Supplied material
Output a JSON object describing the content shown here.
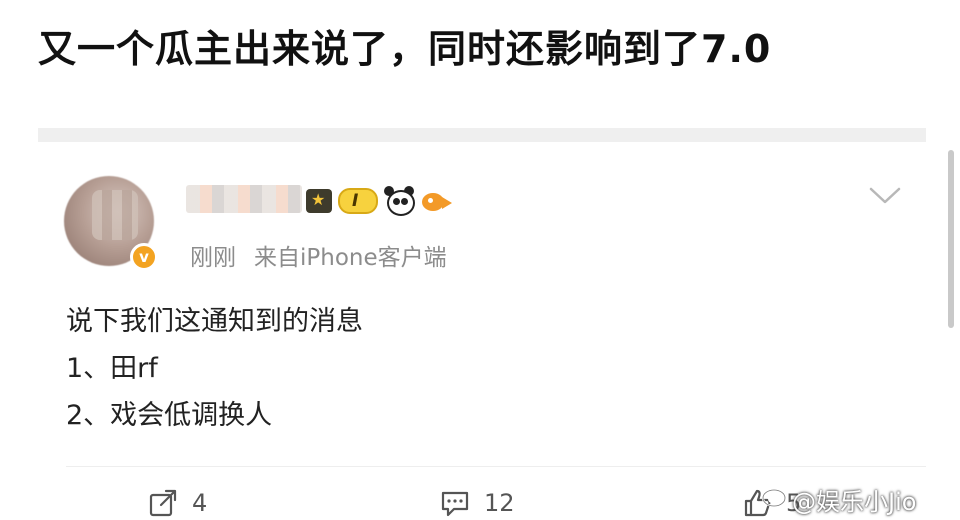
{
  "headline": "又一个瓜主出来说了，同时还影响到了7.0",
  "post": {
    "level_badge": "I",
    "verify_mark": "v",
    "meta": {
      "time": "刚刚",
      "source": "来自iPhone客户端"
    },
    "lines": [
      "说下我们这通知到的消息",
      "1、田rf",
      "2、戏会低调换人"
    ],
    "actions": {
      "share_count": "4",
      "comment_count": "12",
      "like_count": "5"
    }
  },
  "watermark": "@娱乐小Jio",
  "icons": {
    "share": "share-icon",
    "comment": "comment-icon",
    "like": "thumbs-up-icon",
    "menu": "chevron-down-icon"
  },
  "colors": {
    "verify_badge": "#f3a321",
    "level_badge": "#f7d23e",
    "meta_text": "#8c8c8c"
  }
}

Written task
Reproduce each line word for word and drop the pictures.

Full response
Output a JSON object describing the content shown here.
{
  "headline": "又一个瓜主出来说了，同时还影响到了7.0",
  "post": {
    "level_badge": "I",
    "verify_mark": "v",
    "meta": {
      "time": "刚刚",
      "source": "来自iPhone客户端"
    },
    "lines": [
      "说下我们这通知到的消息",
      "1、田rf",
      "2、戏会低调换人"
    ],
    "actions": {
      "share_count": "4",
      "comment_count": "12",
      "like_count": "5"
    }
  },
  "watermark": "@娱乐小Jio",
  "icons": {
    "share": "share-icon",
    "comment": "comment-icon",
    "like": "thumbs-up-icon",
    "menu": "chevron-down-icon"
  },
  "colors": {
    "verify_badge": "#f3a321",
    "level_badge": "#f7d23e",
    "meta_text": "#8c8c8c"
  }
}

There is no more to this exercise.